- **DATA SUPPLIED**:
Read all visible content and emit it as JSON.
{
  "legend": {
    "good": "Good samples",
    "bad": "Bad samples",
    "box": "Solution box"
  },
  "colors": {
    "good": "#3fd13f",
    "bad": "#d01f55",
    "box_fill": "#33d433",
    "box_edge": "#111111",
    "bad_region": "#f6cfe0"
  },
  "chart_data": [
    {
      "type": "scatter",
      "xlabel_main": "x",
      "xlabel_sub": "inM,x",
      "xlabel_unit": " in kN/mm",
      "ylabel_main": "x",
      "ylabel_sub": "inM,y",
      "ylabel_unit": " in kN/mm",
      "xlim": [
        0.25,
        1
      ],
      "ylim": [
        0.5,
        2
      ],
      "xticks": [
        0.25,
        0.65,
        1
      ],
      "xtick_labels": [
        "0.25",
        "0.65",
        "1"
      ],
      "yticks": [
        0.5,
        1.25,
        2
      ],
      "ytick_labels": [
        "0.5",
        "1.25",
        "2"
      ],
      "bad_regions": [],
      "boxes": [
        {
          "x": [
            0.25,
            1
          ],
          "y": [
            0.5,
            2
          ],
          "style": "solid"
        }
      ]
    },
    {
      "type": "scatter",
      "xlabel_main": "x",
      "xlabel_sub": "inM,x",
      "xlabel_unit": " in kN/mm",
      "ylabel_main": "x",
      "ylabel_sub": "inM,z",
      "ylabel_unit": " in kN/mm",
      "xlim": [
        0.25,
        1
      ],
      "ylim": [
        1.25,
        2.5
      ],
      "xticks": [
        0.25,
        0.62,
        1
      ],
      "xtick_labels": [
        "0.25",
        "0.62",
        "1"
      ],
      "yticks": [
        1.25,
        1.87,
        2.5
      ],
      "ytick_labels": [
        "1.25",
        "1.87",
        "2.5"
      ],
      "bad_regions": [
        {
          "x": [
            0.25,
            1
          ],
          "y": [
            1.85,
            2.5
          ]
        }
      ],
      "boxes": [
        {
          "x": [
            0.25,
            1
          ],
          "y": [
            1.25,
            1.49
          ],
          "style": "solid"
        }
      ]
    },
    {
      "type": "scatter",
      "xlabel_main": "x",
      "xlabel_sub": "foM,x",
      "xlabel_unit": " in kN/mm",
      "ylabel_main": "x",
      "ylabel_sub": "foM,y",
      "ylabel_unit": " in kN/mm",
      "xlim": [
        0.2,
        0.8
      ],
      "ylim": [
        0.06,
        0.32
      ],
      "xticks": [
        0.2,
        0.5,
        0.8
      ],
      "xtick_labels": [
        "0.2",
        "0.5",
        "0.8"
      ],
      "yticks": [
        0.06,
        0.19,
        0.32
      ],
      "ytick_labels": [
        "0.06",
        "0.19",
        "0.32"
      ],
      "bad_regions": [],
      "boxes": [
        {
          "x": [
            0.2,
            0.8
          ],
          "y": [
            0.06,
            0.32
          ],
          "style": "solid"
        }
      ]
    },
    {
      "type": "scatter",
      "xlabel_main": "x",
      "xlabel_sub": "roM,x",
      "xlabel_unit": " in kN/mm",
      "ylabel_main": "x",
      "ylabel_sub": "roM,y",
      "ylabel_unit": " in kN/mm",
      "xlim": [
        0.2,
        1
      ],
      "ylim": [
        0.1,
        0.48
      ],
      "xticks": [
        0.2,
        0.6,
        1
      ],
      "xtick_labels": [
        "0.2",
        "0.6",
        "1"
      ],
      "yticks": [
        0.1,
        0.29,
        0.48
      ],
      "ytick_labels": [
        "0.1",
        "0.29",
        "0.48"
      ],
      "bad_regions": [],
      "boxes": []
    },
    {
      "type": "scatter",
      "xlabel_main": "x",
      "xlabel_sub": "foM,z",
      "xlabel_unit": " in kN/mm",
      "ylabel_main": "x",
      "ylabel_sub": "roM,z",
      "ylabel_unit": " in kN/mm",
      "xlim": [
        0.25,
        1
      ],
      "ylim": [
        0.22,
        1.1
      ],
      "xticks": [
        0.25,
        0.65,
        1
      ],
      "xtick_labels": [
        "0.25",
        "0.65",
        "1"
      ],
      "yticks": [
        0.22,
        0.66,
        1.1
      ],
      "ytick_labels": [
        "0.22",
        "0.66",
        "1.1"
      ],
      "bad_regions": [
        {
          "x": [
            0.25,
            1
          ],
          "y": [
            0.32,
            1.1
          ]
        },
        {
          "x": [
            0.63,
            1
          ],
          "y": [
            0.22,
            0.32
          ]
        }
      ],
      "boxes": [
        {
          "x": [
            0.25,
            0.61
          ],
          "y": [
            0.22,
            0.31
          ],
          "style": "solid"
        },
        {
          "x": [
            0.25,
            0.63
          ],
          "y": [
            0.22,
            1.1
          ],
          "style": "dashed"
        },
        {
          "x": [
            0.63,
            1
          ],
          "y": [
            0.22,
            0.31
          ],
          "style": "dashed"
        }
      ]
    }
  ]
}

- **WHAT NEEDS TO BE DONE**: Reproduce the material in full, with no word added or dropped.

- **REPLY TO THE TASK**:
Read all visible content and emit it as JSON.
{
  "legend": {
    "good": "Good samples",
    "bad": "Bad samples",
    "box": "Solution box"
  },
  "colors": {
    "good": "#3fd13f",
    "bad": "#d01f55",
    "box_fill": "#33d433",
    "box_edge": "#111111",
    "bad_region": "#f6cfe0"
  },
  "chart_data": [
    {
      "type": "scatter",
      "xlabel_main": "x",
      "xlabel_sub": "inM,x",
      "xlabel_unit": " in kN/mm",
      "ylabel_main": "x",
      "ylabel_sub": "inM,y",
      "ylabel_unit": " in kN/mm",
      "xlim": [
        0.25,
        1
      ],
      "ylim": [
        0.5,
        2
      ],
      "xticks": [
        0.25,
        0.65,
        1
      ],
      "xtick_labels": [
        "0.25",
        "0.65",
        "1"
      ],
      "yticks": [
        0.5,
        1.25,
        2
      ],
      "ytick_labels": [
        "0.5",
        "1.25",
        "2"
      ],
      "bad_regions": [],
      "boxes": [
        {
          "x": [
            0.25,
            1
          ],
          "y": [
            0.5,
            2
          ],
          "style": "solid"
        }
      ]
    },
    {
      "type": "scatter",
      "xlabel_main": "x",
      "xlabel_sub": "inM,x",
      "xlabel_unit": " in kN/mm",
      "ylabel_main": "x",
      "ylabel_sub": "inM,z",
      "ylabel_unit": " in kN/mm",
      "xlim": [
        0.25,
        1
      ],
      "ylim": [
        1.25,
        2.5
      ],
      "xticks": [
        0.25,
        0.62,
        1
      ],
      "xtick_labels": [
        "0.25",
        "0.62",
        "1"
      ],
      "yticks": [
        1.25,
        1.87,
        2.5
      ],
      "ytick_labels": [
        "1.25",
        "1.87",
        "2.5"
      ],
      "bad_regions": [
        {
          "x": [
            0.25,
            1
          ],
          "y": [
            1.85,
            2.5
          ]
        }
      ],
      "boxes": [
        {
          "x": [
            0.25,
            1
          ],
          "y": [
            1.25,
            1.49
          ],
          "style": "solid"
        }
      ]
    },
    {
      "type": "scatter",
      "xlabel_main": "x",
      "xlabel_sub": "foM,x",
      "xlabel_unit": " in kN/mm",
      "ylabel_main": "x",
      "ylabel_sub": "foM,y",
      "ylabel_unit": " in kN/mm",
      "xlim": [
        0.2,
        0.8
      ],
      "ylim": [
        0.06,
        0.32
      ],
      "xticks": [
        0.2,
        0.5,
        0.8
      ],
      "xtick_labels": [
        "0.2",
        "0.5",
        "0.8"
      ],
      "yticks": [
        0.06,
        0.19,
        0.32
      ],
      "ytick_labels": [
        "0.06",
        "0.19",
        "0.32"
      ],
      "bad_regions": [],
      "boxes": [
        {
          "x": [
            0.2,
            0.8
          ],
          "y": [
            0.06,
            0.32
          ],
          "style": "solid"
        }
      ]
    },
    {
      "type": "scatter",
      "xlabel_main": "x",
      "xlabel_sub": "roM,x",
      "xlabel_unit": " in kN/mm",
      "ylabel_main": "x",
      "ylabel_sub": "roM,y",
      "ylabel_unit": " in kN/mm",
      "xlim": [
        0.2,
        1
      ],
      "ylim": [
        0.1,
        0.48
      ],
      "xticks": [
        0.2,
        0.6,
        1
      ],
      "xtick_labels": [
        "0.2",
        "0.6",
        "1"
      ],
      "yticks": [
        0.1,
        0.29,
        0.48
      ],
      "ytick_labels": [
        "0.1",
        "0.29",
        "0.48"
      ],
      "bad_regions": [],
      "boxes": []
    },
    {
      "type": "scatter",
      "xlabel_main": "x",
      "xlabel_sub": "foM,z",
      "xlabel_unit": " in kN/mm",
      "ylabel_main": "x",
      "ylabel_sub": "roM,z",
      "ylabel_unit": " in kN/mm",
      "xlim": [
        0.25,
        1
      ],
      "ylim": [
        0.22,
        1.1
      ],
      "xticks": [
        0.25,
        0.65,
        1
      ],
      "xtick_labels": [
        "0.25",
        "0.65",
        "1"
      ],
      "yticks": [
        0.22,
        0.66,
        1.1
      ],
      "ytick_labels": [
        "0.22",
        "0.66",
        "1.1"
      ],
      "bad_regions": [
        {
          "x": [
            0.25,
            1
          ],
          "y": [
            0.32,
            1.1
          ]
        },
        {
          "x": [
            0.63,
            1
          ],
          "y": [
            0.22,
            0.32
          ]
        }
      ],
      "boxes": [
        {
          "x": [
            0.25,
            0.61
          ],
          "y": [
            0.22,
            0.31
          ],
          "style": "solid"
        },
        {
          "x": [
            0.25,
            0.63
          ],
          "y": [
            0.22,
            1.1
          ],
          "style": "dashed"
        },
        {
          "x": [
            0.63,
            1
          ],
          "y": [
            0.22,
            0.31
          ],
          "style": "dashed"
        }
      ]
    }
  ]
}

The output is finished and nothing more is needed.